▸ What is being asked
Put every line of the items below into a numbered list, skipping blank lines and leaving out the pictures.

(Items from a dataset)
....
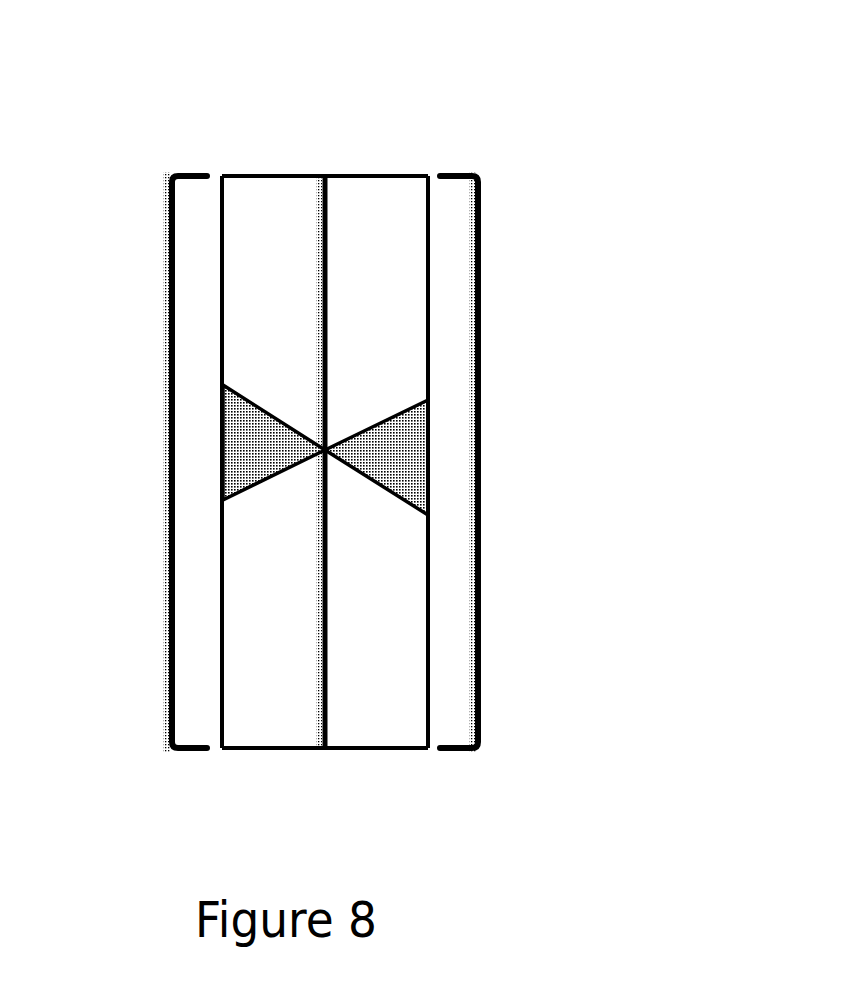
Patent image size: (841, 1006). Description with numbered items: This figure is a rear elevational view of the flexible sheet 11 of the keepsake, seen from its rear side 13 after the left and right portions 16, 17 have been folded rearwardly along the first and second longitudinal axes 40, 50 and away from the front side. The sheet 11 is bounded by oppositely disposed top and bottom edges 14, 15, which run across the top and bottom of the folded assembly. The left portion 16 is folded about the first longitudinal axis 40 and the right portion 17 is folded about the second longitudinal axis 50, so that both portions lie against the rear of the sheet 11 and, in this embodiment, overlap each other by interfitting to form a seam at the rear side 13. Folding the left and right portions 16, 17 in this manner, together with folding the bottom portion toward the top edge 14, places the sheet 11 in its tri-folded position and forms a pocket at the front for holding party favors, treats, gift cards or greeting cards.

The flexible sheet 11 is at (346, 431).
The rear side 13 is at (205, 358).
The top edge 14 is at (342, 170).
The bottom edge 15 is at (378, 754).
The left portion 16 is at (478, 455).
The right portion 17 is at (172, 455).
The first longitudinal axis 40 is at (428, 350).
The second longitudinal axis 50 is at (222, 554).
....
▸ Solution to this problem
1. Patent image size: (841, 1006). Description with numbered items: This figure is a rear elevational view of the flexible sheet 11 of the keepsake, seen from its rear side 13 after the left and right portions 16, 17 have been folded rearwardly along the first and second longitudinal axes 40, 50 and away from the front side. The sheet 11 is bounded by oppositely disposed top and bottom edges 14, 15, which run across the top and bottom of the folded assembly. The left portion 16 is folded about the first longitudinal axis 40 and the right portion 17 is folded about the second longitudinal axis 50, so that both portions lie against the rear of the sheet 11 and, in this embodiment, overlap each other by interfitting to form a seam at the rear side 13. Folding the left and right portions 16, 17 in this manner, together with folding the bottom portion toward the top edge 14, places the sheet 11 in its tri-folded position and forms a pocket at the front for holding party favors, treats, gift cards or greeting cards.
2. The flexible sheet 11 is at (346, 431).
3. The rear side 13 is at (205, 358).
4. The top edge 14 is at (342, 170).
5. The bottom edge 15 is at (378, 754).
6. The left portion 16 is at (478, 455).
7. The right portion 17 is at (172, 455).
8. The first longitudinal axis 40 is at (428, 350).
9. The second longitudinal axis 50 is at (222, 554).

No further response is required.